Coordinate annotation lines
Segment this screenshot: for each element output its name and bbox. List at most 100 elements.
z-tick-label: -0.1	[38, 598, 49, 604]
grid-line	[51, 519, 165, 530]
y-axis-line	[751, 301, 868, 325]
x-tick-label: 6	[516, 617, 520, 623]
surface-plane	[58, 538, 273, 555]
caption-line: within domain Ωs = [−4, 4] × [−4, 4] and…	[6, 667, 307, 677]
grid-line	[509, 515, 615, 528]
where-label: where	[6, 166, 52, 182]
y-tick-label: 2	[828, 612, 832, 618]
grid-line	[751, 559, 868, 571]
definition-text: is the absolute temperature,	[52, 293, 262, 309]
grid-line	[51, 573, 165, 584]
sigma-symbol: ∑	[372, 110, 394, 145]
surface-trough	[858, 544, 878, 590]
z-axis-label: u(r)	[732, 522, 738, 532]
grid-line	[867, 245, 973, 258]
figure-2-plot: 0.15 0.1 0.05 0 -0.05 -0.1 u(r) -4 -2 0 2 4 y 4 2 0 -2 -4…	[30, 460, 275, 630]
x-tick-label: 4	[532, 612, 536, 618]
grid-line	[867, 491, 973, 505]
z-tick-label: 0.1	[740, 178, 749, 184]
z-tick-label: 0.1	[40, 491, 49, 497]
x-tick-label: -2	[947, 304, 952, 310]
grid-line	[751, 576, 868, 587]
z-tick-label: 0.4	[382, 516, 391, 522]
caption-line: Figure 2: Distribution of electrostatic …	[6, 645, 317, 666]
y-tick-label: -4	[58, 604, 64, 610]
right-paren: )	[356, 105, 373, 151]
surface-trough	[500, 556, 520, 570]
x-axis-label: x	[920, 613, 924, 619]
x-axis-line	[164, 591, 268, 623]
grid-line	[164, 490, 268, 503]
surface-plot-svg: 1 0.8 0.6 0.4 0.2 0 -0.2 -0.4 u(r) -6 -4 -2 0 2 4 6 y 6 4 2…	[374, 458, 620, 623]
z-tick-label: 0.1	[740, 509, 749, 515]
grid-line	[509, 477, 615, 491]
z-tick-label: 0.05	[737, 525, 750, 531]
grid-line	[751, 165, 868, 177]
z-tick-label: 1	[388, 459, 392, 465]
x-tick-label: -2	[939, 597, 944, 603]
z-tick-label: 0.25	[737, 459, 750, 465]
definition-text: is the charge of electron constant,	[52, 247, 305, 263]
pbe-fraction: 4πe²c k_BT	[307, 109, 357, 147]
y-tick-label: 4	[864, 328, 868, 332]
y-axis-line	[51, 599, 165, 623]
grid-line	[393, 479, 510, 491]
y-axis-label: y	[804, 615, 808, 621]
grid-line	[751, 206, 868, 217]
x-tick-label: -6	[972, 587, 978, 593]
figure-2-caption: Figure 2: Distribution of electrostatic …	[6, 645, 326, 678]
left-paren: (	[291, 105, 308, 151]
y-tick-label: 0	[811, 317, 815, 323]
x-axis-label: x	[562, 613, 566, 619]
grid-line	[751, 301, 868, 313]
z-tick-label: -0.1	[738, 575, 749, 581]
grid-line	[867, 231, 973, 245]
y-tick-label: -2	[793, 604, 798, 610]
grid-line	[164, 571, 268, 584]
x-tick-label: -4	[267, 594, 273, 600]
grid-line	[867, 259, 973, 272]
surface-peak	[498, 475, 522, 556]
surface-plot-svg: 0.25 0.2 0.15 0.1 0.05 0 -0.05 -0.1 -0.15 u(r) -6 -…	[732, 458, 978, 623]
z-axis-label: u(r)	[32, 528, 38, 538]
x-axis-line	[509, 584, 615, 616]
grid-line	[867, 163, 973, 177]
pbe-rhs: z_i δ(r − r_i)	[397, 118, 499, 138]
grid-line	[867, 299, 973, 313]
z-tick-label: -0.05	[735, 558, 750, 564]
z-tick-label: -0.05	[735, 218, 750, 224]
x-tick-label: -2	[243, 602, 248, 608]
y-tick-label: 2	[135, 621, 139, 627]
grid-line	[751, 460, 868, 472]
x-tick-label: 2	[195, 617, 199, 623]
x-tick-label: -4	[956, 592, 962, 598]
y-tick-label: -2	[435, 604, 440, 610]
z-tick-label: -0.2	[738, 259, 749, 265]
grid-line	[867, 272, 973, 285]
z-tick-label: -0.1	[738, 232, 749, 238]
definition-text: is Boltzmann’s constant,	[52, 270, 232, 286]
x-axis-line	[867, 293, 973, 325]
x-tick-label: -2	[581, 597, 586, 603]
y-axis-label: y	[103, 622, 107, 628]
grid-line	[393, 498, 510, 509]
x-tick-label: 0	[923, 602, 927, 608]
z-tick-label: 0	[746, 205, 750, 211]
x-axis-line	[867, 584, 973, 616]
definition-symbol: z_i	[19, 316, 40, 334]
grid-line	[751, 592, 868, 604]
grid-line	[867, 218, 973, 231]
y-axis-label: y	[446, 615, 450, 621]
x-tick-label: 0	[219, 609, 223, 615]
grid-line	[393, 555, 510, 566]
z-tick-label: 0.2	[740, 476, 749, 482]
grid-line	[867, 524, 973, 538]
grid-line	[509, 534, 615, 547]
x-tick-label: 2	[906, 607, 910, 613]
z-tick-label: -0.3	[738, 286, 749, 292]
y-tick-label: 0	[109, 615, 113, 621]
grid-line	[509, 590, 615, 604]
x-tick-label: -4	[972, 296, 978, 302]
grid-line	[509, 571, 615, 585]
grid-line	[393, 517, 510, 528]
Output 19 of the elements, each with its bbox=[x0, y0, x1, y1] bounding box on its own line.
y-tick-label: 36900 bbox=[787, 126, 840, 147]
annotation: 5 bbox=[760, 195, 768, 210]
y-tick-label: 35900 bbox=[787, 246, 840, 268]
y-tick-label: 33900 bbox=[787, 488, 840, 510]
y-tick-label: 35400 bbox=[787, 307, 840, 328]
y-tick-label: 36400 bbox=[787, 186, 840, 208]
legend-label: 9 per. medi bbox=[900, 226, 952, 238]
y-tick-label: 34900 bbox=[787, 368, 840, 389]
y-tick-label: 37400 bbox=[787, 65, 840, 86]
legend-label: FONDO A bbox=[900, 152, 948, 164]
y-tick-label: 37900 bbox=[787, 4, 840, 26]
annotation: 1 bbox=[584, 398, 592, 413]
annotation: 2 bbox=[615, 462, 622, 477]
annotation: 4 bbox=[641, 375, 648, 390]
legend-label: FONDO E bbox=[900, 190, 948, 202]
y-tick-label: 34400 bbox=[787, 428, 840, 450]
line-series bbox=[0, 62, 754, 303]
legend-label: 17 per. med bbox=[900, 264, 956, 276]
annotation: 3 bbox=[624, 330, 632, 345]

◆ EXERCISE BRIEF ◆
Write out every one of the lines above, character for character, with nothing changed.

◆ TASK OUTPUT ◆
Segment this screenshot: for each element output its name and bbox. List at most 100 elements.
z-tick-label: -0.1	[38, 598, 49, 604]
grid-line	[51, 519, 165, 530]
y-axis-line	[751, 301, 868, 325]
x-tick-label: 6	[516, 617, 520, 623]
surface-plane	[58, 538, 273, 555]
caption-line: within domain Ωs = [−4, 4] × [−4, 4] and…	[6, 667, 307, 677]
grid-line	[509, 515, 615, 528]
where-label: where	[6, 166, 52, 182]
y-tick-label: 2	[828, 612, 832, 618]
grid-line	[751, 559, 868, 571]
definition-text: is the absolute temperature,	[52, 293, 262, 309]
grid-line	[51, 573, 165, 584]
sigma-symbol: ∑	[372, 110, 394, 145]
surface-trough	[858, 544, 878, 590]
z-axis-label: u(r)	[732, 522, 738, 532]
grid-line	[867, 245, 973, 258]
figure-2-plot: 0.15 0.1 0.05 0 -0.05 -0.1 u(r) -4 -2 0 2 4 y 4 2 0 -2 -4…	[30, 460, 275, 630]
x-tick-label: 4	[532, 612, 536, 618]
grid-line	[867, 491, 973, 505]
z-tick-label: 0.1	[740, 178, 749, 184]
z-tick-label: 0.1	[40, 491, 49, 497]
x-tick-label: -2	[947, 304, 952, 310]
grid-line	[751, 576, 868, 587]
z-tick-label: 0.4	[382, 516, 391, 522]
caption-line: Figure 2: Distribution of electrostatic …	[6, 645, 317, 666]
y-tick-label: -4	[58, 604, 64, 610]
right-paren: )	[356, 105, 373, 151]
surface-trough	[500, 556, 520, 570]
x-axis-label: x	[920, 613, 924, 619]
x-axis-line	[164, 591, 268, 623]
grid-line	[164, 490, 268, 503]
surface-plot-svg: 1 0.8 0.6 0.4 0.2 0 -0.2 -0.4 u(r) -6 -4 -2 0 2 4 6 y 6 4 2…	[374, 458, 620, 623]
z-tick-label: 0.1	[740, 509, 749, 515]
grid-line	[509, 477, 615, 491]
z-tick-label: 0.05	[737, 525, 750, 531]
grid-line	[751, 165, 868, 177]
z-tick-label: 1	[388, 459, 392, 465]
x-tick-label: -2	[939, 597, 944, 603]
z-tick-label: 0.25	[737, 459, 750, 465]
definition-text: is the charge of electron constant,	[52, 247, 305, 263]
pbe-fraction: 4πe²c k_BT	[307, 109, 357, 147]
y-tick-label: 4	[864, 328, 868, 332]
y-axis-line	[51, 599, 165, 623]
grid-line	[393, 479, 510, 491]
y-axis-label: y	[804, 615, 808, 621]
grid-line	[751, 206, 868, 217]
x-tick-label: -6	[972, 587, 978, 593]
figure-2-caption: Figure 2: Distribution of electrostatic …	[6, 645, 326, 678]
left-paren: (	[291, 105, 308, 151]
y-tick-label: 0	[811, 317, 815, 323]
x-axis-label: x	[562, 613, 566, 619]
grid-line	[751, 301, 868, 313]
z-tick-label: -0.1	[738, 575, 749, 581]
grid-line	[867, 231, 973, 245]
y-tick-label: -2	[793, 604, 798, 610]
grid-line	[164, 571, 268, 584]
x-tick-label: -4	[267, 594, 273, 600]
grid-line	[867, 259, 973, 272]
surface-peak	[498, 475, 522, 556]
surface-plot-svg: 0.25 0.2 0.15 0.1 0.05 0 -0.05 -0.1 -0.15 u(r) -6 -…	[732, 458, 978, 623]
z-axis-label: u(r)	[32, 528, 38, 538]
x-axis-line	[509, 584, 615, 616]
grid-line	[867, 163, 973, 177]
pbe-rhs: z_i δ(r − r_i)	[397, 118, 499, 138]
grid-line	[867, 299, 973, 313]
z-tick-label: -0.05	[735, 558, 750, 564]
z-tick-label: -0.05	[735, 218, 750, 224]
x-tick-label: -2	[243, 602, 248, 608]
y-tick-label: 2	[135, 621, 139, 627]
grid-line	[751, 460, 868, 472]
x-tick-label: 2	[195, 617, 199, 623]
x-tick-label: -4	[956, 592, 962, 598]
y-tick-label: -2	[435, 604, 440, 610]
z-tick-label: -0.2	[738, 259, 749, 265]
grid-line	[867, 272, 973, 285]
z-tick-label: -0.1	[738, 232, 749, 238]
definition-text: is Boltzmann’s constant,	[52, 270, 232, 286]
x-axis-line	[867, 293, 973, 325]
x-tick-label: -2	[581, 597, 586, 603]
y-axis-label: y	[103, 622, 107, 628]
grid-line	[393, 498, 510, 509]
x-tick-label: 0	[923, 602, 927, 608]
z-tick-label: 0	[746, 205, 750, 211]
x-axis-line	[867, 584, 973, 616]
definition-symbol: z_i	[19, 316, 40, 334]
grid-line	[751, 592, 868, 604]
grid-line	[867, 218, 973, 231]
y-axis-label: y	[446, 615, 450, 621]
x-tick-label: 0	[219, 609, 223, 615]
grid-line	[393, 555, 510, 566]
z-tick-label: 0.2	[740, 476, 749, 482]
grid-line	[867, 524, 973, 538]
grid-line	[509, 534, 615, 547]
x-tick-label: 2	[906, 607, 910, 613]
z-tick-label: -0.3	[738, 286, 749, 292]
y-tick-label: 0	[109, 615, 113, 621]
grid-line	[509, 590, 615, 604]
x-tick-label: -4	[972, 296, 978, 302]
grid-line	[509, 571, 615, 585]
grid-line	[393, 517, 510, 528]
Output 19 of the elements, each with its bbox=[x0, y0, x1, y1] bounding box on its own line.
y-tick-label: 36900 bbox=[787, 126, 840, 147]
annotation: 5 bbox=[760, 195, 768, 210]
y-tick-label: 35900 bbox=[787, 246, 840, 268]
y-tick-label: 33900 bbox=[787, 488, 840, 510]
y-tick-label: 35400 bbox=[787, 307, 840, 328]
y-tick-label: 36400 bbox=[787, 186, 840, 208]
legend-label: 9 per. medi bbox=[900, 226, 952, 238]
y-tick-label: 34900 bbox=[787, 368, 840, 389]
y-tick-label: 37400 bbox=[787, 65, 840, 86]
legend-label: FONDO A bbox=[900, 152, 948, 164]
y-tick-label: 37900 bbox=[787, 4, 840, 26]
annotation: 1 bbox=[584, 398, 592, 413]
annotation: 2 bbox=[615, 462, 622, 477]
annotation: 4 bbox=[641, 375, 648, 390]
legend-label: FONDO E bbox=[900, 190, 948, 202]
y-tick-label: 34400 bbox=[787, 428, 840, 450]
line-series bbox=[0, 62, 754, 303]
legend-label: 17 per. med bbox=[900, 264, 956, 276]
annotation: 3 bbox=[624, 330, 632, 345]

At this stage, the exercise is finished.